§ **Aim**
Sift the material for lines containing "left", and return them.

>> START The records

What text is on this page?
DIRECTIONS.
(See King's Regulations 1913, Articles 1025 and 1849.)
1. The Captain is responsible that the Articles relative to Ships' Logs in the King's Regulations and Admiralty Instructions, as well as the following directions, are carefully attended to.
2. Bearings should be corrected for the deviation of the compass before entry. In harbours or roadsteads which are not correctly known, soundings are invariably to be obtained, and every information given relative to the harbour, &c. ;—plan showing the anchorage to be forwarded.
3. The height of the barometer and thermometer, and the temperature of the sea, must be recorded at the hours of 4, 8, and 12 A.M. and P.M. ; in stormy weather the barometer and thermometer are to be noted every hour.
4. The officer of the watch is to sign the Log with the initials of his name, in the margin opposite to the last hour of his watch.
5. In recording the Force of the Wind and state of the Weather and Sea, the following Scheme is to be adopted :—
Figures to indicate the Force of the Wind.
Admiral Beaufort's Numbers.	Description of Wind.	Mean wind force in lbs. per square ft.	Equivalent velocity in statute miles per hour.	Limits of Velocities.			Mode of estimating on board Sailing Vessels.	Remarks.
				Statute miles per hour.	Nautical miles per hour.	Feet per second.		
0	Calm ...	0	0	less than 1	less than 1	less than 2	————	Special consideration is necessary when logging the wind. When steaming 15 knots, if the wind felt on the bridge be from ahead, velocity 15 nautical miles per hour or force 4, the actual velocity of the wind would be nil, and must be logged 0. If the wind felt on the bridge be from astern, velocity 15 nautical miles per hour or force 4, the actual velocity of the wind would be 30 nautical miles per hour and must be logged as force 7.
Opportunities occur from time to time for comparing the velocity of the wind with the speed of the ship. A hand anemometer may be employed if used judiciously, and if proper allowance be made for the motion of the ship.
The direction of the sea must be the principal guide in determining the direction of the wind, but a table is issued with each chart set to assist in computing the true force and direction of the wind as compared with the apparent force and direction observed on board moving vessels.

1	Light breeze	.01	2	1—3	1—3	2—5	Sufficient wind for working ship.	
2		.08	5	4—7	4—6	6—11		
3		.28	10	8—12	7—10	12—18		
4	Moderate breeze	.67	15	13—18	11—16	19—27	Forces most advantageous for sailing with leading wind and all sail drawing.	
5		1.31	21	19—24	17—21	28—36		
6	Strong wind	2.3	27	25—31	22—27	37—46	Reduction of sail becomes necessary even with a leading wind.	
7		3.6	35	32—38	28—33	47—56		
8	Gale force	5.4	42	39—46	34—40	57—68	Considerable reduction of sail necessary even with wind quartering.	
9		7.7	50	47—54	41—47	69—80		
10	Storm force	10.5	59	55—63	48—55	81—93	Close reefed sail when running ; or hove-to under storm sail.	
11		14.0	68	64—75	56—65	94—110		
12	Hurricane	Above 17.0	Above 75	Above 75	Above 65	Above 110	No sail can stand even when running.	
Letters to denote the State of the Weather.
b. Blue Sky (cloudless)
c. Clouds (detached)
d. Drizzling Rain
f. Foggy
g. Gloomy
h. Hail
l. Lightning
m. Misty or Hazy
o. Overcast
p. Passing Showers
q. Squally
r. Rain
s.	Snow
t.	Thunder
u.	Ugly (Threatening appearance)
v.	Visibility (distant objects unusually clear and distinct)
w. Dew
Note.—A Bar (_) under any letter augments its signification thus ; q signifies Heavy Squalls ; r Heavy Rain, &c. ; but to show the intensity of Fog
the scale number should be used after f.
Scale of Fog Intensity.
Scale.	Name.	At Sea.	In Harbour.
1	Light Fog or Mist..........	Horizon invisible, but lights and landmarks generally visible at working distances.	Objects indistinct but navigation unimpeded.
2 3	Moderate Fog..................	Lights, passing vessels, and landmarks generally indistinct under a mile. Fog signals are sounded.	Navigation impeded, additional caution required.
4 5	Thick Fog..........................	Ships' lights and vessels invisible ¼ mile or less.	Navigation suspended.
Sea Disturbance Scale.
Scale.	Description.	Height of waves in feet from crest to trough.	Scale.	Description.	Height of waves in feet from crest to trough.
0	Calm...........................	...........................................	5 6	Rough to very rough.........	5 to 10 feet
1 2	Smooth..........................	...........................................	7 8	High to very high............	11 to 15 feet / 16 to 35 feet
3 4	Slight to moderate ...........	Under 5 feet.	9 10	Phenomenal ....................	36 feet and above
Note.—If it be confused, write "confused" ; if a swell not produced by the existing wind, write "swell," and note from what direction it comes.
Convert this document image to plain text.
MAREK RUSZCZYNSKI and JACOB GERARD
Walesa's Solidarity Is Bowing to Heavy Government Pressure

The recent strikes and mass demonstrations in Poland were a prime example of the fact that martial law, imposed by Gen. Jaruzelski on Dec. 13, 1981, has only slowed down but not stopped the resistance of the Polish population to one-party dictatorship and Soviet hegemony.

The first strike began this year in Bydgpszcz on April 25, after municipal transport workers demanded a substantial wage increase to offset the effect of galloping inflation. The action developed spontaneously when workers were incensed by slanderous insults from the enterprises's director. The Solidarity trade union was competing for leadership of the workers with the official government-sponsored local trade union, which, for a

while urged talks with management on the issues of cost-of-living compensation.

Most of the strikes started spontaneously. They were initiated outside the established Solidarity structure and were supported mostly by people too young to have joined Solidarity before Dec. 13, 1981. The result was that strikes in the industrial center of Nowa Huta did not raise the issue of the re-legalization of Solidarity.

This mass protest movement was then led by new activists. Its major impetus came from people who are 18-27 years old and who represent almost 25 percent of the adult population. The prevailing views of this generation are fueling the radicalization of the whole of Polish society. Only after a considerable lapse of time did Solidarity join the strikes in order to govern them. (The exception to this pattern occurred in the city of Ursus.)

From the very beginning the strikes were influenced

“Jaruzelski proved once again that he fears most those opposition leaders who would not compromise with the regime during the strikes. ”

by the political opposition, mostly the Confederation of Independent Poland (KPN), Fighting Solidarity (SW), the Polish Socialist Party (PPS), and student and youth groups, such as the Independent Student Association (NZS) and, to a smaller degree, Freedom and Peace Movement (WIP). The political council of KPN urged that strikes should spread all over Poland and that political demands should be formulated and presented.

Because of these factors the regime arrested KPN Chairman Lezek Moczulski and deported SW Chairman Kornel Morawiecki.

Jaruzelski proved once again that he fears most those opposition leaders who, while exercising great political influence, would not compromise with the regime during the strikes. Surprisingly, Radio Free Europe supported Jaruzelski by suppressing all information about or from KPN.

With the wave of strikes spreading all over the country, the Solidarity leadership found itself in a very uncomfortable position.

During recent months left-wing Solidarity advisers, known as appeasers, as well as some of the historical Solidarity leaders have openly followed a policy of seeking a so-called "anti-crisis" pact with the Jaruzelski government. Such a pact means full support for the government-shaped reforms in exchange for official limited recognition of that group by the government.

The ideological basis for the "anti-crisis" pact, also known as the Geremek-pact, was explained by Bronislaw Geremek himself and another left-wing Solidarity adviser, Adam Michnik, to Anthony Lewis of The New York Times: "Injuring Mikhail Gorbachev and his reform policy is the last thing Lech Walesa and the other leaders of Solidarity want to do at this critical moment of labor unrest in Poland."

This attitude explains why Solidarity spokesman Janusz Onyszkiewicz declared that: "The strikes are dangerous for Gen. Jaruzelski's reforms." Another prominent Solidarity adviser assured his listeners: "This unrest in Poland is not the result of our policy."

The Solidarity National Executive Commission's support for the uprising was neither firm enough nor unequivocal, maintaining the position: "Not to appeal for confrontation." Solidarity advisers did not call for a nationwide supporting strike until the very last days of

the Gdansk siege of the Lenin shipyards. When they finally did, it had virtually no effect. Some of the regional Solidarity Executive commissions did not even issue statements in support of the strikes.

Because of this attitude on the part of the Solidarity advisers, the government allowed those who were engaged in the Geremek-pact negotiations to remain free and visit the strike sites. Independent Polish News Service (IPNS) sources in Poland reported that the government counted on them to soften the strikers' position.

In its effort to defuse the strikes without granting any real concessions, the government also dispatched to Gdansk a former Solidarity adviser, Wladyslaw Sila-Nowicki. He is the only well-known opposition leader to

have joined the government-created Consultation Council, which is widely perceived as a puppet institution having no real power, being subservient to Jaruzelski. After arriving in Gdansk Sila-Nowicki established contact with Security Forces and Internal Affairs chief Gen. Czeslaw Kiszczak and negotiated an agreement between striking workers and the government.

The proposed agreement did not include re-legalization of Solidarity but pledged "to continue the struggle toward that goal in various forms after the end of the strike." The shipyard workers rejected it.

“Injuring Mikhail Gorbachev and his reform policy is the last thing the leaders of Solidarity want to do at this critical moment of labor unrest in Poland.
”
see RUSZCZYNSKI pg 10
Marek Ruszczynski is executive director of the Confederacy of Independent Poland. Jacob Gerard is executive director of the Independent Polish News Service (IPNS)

>> END The records

§ **Completed exercise**
During recent months left-wing Solidarity advisers, known as appeasers, as well as some of the historical Solidarity leaders have openly followed a policy of seeking a so-called "anti-crisis" pact with the Jaruzelski government. Such a pact means full support for the government-shaped reforms in exchange for official limited recognition of that group by the government.
The ideological basis for the "anti-crisis" pact, also known as the Geremek-pact, was explained by Bronislaw Geremek himself and another left-wing Solidarity adviser, Adam Michnik, to Anthony Lewis of The New York Times: "Injuring Mikhail Gorbachev and his reform policy is the last thing Lech Walesa and the other leaders of Solidarity want to do at this critical moment of labor unrest in Poland."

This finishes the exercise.